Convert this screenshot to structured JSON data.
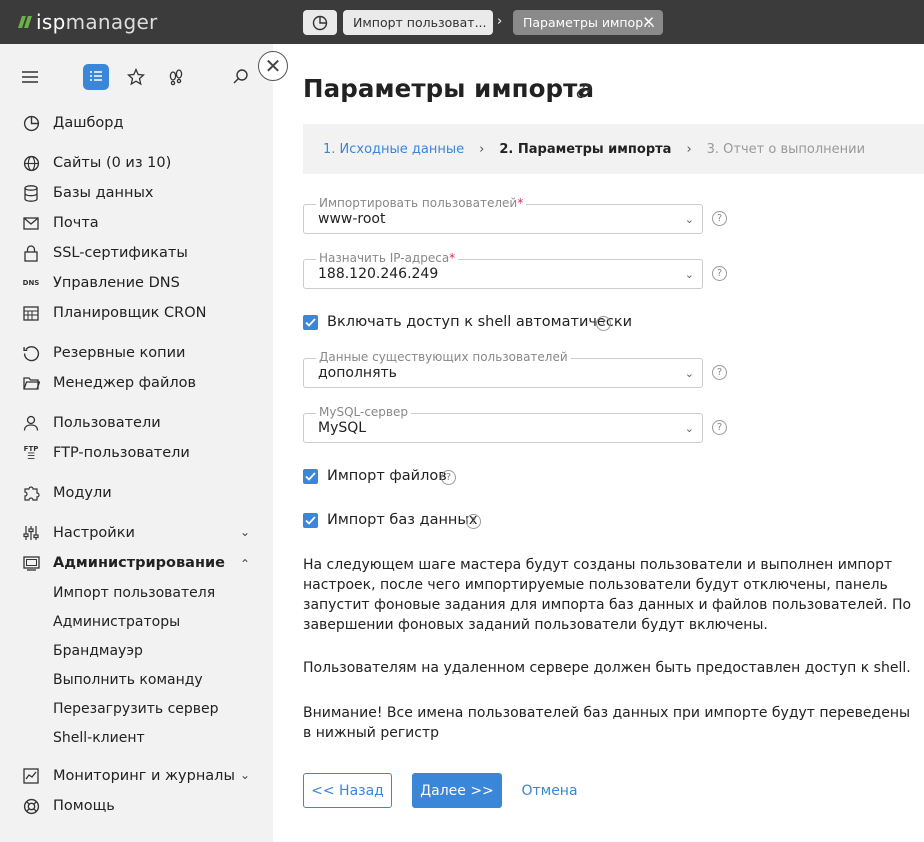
{
  "app": {
    "logo_prefix": "isp",
    "logo_suffix": "manager"
  },
  "tabs": [
    {
      "label": "Импорт пользоват..."
    },
    {
      "label": "Параметры импор..."
    }
  ],
  "sidebar": {
    "items": [
      {
        "label": "Дашборд",
        "icon": "dashboard-icon"
      },
      {
        "label": "Сайты (0 из 10)",
        "icon": "globe-icon"
      },
      {
        "label": "Базы данных",
        "icon": "database-icon"
      },
      {
        "label": "Почта",
        "icon": "mail-icon"
      },
      {
        "label": "SSL-сертификаты",
        "icon": "lock-icon"
      },
      {
        "label": "Управление DNS",
        "icon": "dns-icon",
        "icon_text": "DNS"
      },
      {
        "label": "Планировщик CRON",
        "icon": "calendar-icon"
      },
      {
        "label": "Резервные копии",
        "icon": "backup-icon"
      },
      {
        "label": "Менеджер файлов",
        "icon": "folder-icon"
      },
      {
        "label": "Пользователи",
        "icon": "user-icon"
      },
      {
        "label": "FTP-пользователи",
        "icon": "ftp-icon",
        "icon_text": "FTP"
      },
      {
        "label": "Модули",
        "icon": "puzzle-icon"
      },
      {
        "label": "Настройки",
        "icon": "sliders-icon"
      },
      {
        "label": "Администрирование",
        "icon": "server-icon"
      },
      {
        "label": "Мониторинг и журналы",
        "icon": "chart-icon"
      },
      {
        "label": "Помощь",
        "icon": "help-buoy-icon"
      }
    ],
    "admin_subitems": [
      "Импорт пользователя",
      "Администраторы",
      "Брандмауэр",
      "Выполнить команду",
      "Перезагрузить сервер",
      "Shell-клиент"
    ]
  },
  "main": {
    "title": "Параметры импорта",
    "steps": [
      "1. Исходные данные",
      "2. Параметры импорта",
      "3. Отчет о выполнении"
    ],
    "fields": {
      "import_users": {
        "label": "Импортировать пользователей",
        "value": "www-root",
        "required": "*"
      },
      "assign_ip": {
        "label": "Назначить IP-адреса",
        "value": "188.120.246.249",
        "required": "*"
      },
      "existing_users": {
        "label": "Данные существующих пользователей",
        "value": "дополнять"
      },
      "mysql_server": {
        "label": "MySQL-сервер",
        "value": "MySQL"
      }
    },
    "checkboxes": {
      "shell_access": {
        "label": "Включать доступ к shell автоматически",
        "checked": true
      },
      "import_files": {
        "label": "Импорт файлов",
        "checked": true
      },
      "import_db": {
        "label": "Импорт баз данных",
        "checked": true
      }
    },
    "help_glyph": "?",
    "paragraphs": [
      "На следующем шаге мастера будут созданы пользователи и выполнен импорт настроек, после чего импортируемые пользователи будут отключены, панель запустит фоновые задания для импорта баз данных и файлов пользователей. По завершении фоновых заданий пользователи будут включены.",
      "Пользователям на удаленном сервере должен быть предоставлен доступ к shell.",
      "Внимание! Все имена пользователей баз данных при импорте будут переведены в нижный регистр"
    ],
    "buttons": {
      "back": "<< Назад",
      "next": "Далее >>",
      "cancel": "Отмена"
    }
  },
  "colors": {
    "accent": "#3a86d8",
    "topbar": "#3b3b3b",
    "sidebar": "#f2f2f2",
    "logo_green": "#6ab04c"
  }
}
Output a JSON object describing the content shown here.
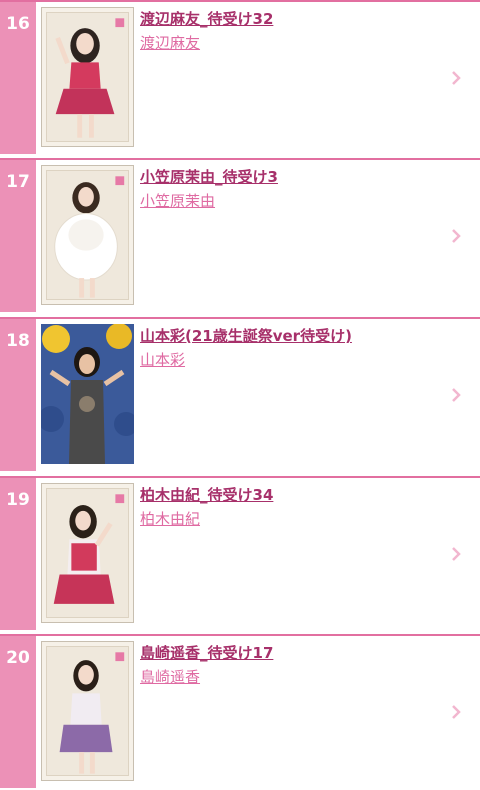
{
  "items": [
    {
      "rank": "16",
      "title": "渡辺麻友_待受け32",
      "name": "渡辺麻友"
    },
    {
      "rank": "17",
      "title": "小笠原茉由_待受け3",
      "name": "小笠原茉由"
    },
    {
      "rank": "18",
      "title": "山本彩(21歳生誕祭ver待受け)",
      "name": "山本彩"
    },
    {
      "rank": "19",
      "title": "柏木由紀_待受け34",
      "name": "柏木由紀"
    },
    {
      "rank": "20",
      "title": "島崎遥香_待受け17",
      "name": "島崎遥香"
    }
  ],
  "colors": {
    "accent": "#ec91b7",
    "title": "#a7306a",
    "subtitle": "#df6aa2",
    "divider": "#e26fa0"
  },
  "icons": {
    "chevron": "chevron-right-icon",
    "thumbnail": "member-photo"
  }
}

________

Reply with one number: the count of lines in the entries that include the word "rank".

ANSWER BELOW: 5